- Provided data:
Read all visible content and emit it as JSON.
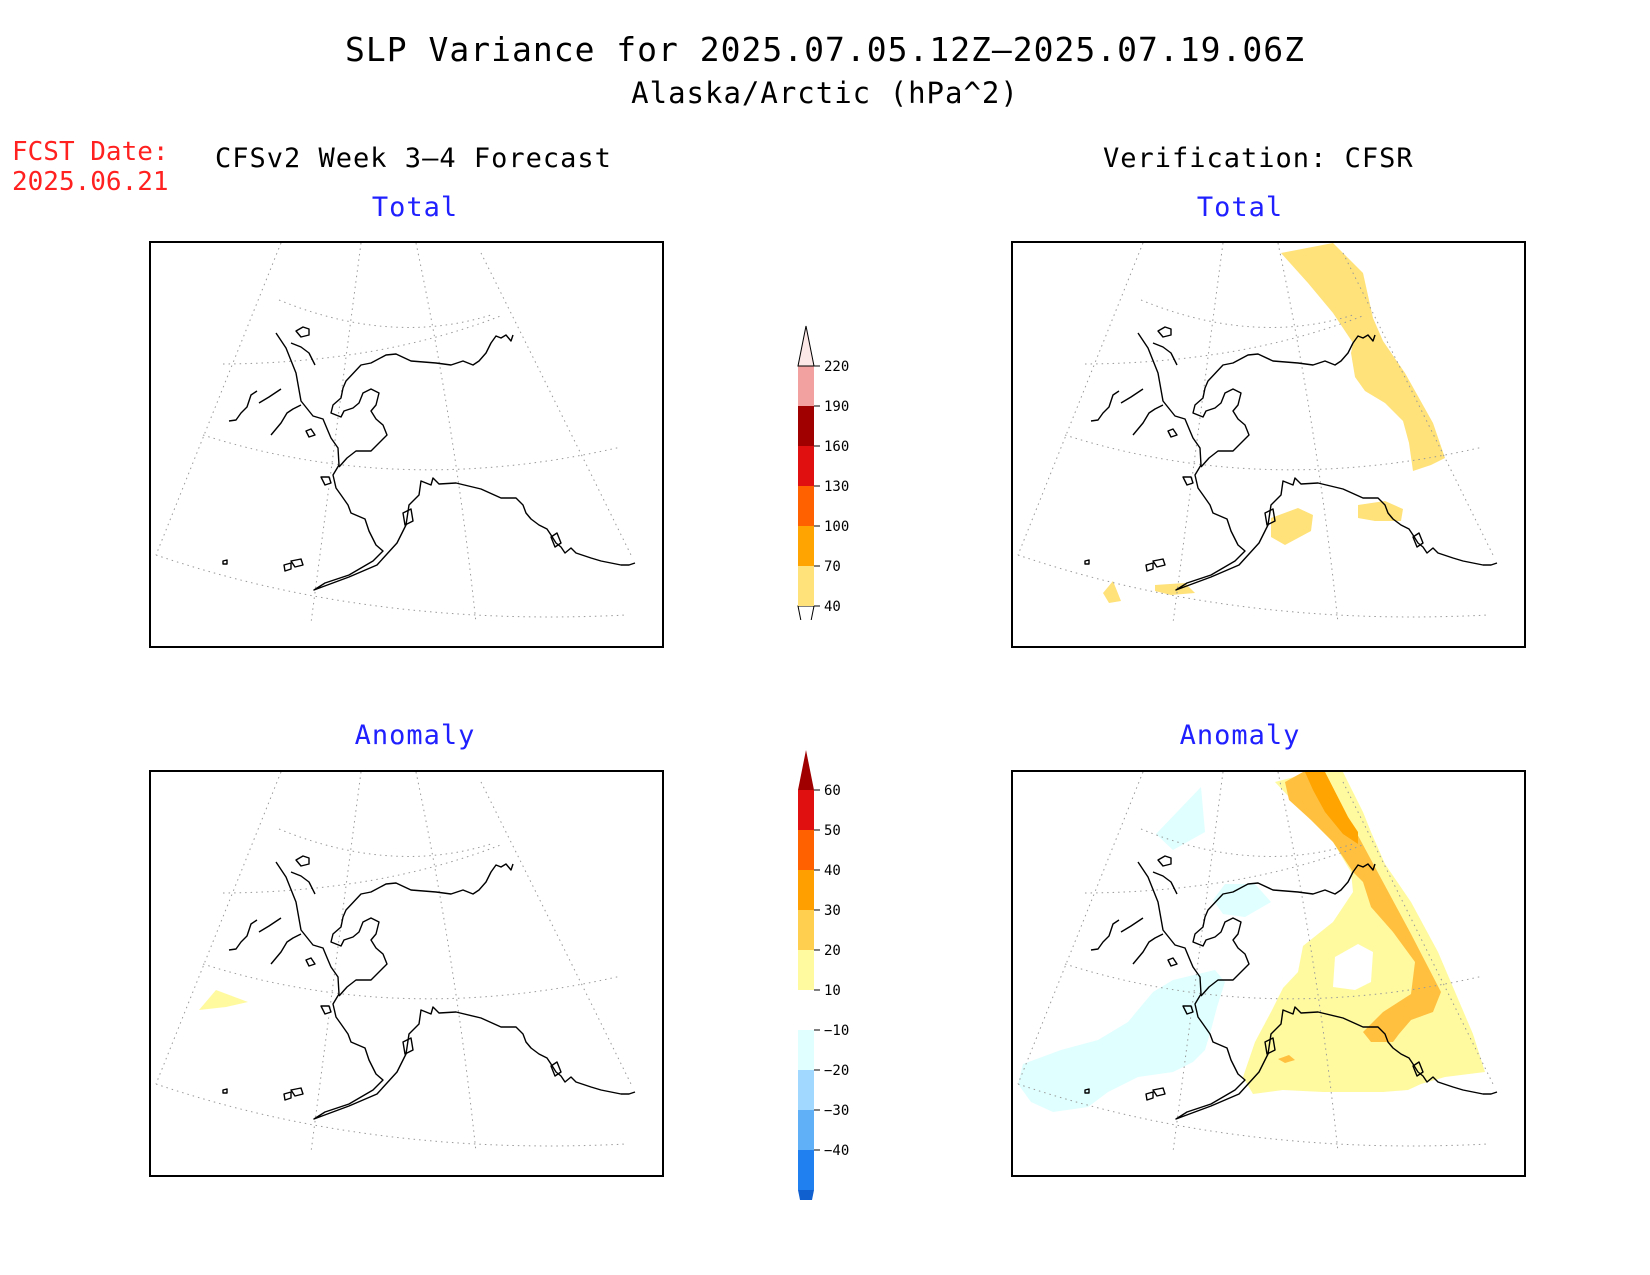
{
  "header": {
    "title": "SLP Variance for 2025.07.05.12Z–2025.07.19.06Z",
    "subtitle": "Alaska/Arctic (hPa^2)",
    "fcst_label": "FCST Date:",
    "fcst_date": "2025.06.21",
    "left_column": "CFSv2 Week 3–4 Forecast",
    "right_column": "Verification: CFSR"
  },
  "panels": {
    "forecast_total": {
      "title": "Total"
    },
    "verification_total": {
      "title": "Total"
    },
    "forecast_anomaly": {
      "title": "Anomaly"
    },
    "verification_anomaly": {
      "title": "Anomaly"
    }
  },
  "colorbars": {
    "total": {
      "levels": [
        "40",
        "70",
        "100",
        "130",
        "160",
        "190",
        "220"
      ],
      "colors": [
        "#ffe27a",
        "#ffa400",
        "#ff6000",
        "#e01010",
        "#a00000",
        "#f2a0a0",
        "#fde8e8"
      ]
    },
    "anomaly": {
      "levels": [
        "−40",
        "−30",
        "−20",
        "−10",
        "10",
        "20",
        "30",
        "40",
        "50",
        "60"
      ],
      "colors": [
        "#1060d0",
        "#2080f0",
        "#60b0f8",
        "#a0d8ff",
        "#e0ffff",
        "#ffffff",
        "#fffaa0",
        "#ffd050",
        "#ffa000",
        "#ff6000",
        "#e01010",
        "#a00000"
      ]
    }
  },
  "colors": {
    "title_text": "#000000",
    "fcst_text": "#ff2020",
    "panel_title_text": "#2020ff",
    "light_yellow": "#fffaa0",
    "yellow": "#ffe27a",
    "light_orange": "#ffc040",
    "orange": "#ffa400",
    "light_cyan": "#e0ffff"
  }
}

- Task objective:
All of the data above should be quoted exactly, except for the pictures.

- Response:
Read all visible content and emit it as JSON.
{
  "header": {
    "title": "SLP Variance for 2025.07.05.12Z–2025.07.19.06Z",
    "subtitle": "Alaska/Arctic (hPa^2)",
    "fcst_label": "FCST Date:",
    "fcst_date": "2025.06.21",
    "left_column": "CFSv2 Week 3–4 Forecast",
    "right_column": "Verification: CFSR"
  },
  "panels": {
    "forecast_total": {
      "title": "Total"
    },
    "verification_total": {
      "title": "Total"
    },
    "forecast_anomaly": {
      "title": "Anomaly"
    },
    "verification_anomaly": {
      "title": "Anomaly"
    }
  },
  "colorbars": {
    "total": {
      "levels": [
        "40",
        "70",
        "100",
        "130",
        "160",
        "190",
        "220"
      ],
      "colors": [
        "#ffe27a",
        "#ffa400",
        "#ff6000",
        "#e01010",
        "#a00000",
        "#f2a0a0",
        "#fde8e8"
      ]
    },
    "anomaly": {
      "levels": [
        "−40",
        "−30",
        "−20",
        "−10",
        "10",
        "20",
        "30",
        "40",
        "50",
        "60"
      ],
      "colors": [
        "#1060d0",
        "#2080f0",
        "#60b0f8",
        "#a0d8ff",
        "#e0ffff",
        "#ffffff",
        "#fffaa0",
        "#ffd050",
        "#ffa000",
        "#ff6000",
        "#e01010",
        "#a00000"
      ]
    }
  },
  "colors": {
    "title_text": "#000000",
    "fcst_text": "#ff2020",
    "panel_title_text": "#2020ff",
    "light_yellow": "#fffaa0",
    "yellow": "#ffe27a",
    "light_orange": "#ffc040",
    "orange": "#ffa400",
    "light_cyan": "#e0ffff"
  }
}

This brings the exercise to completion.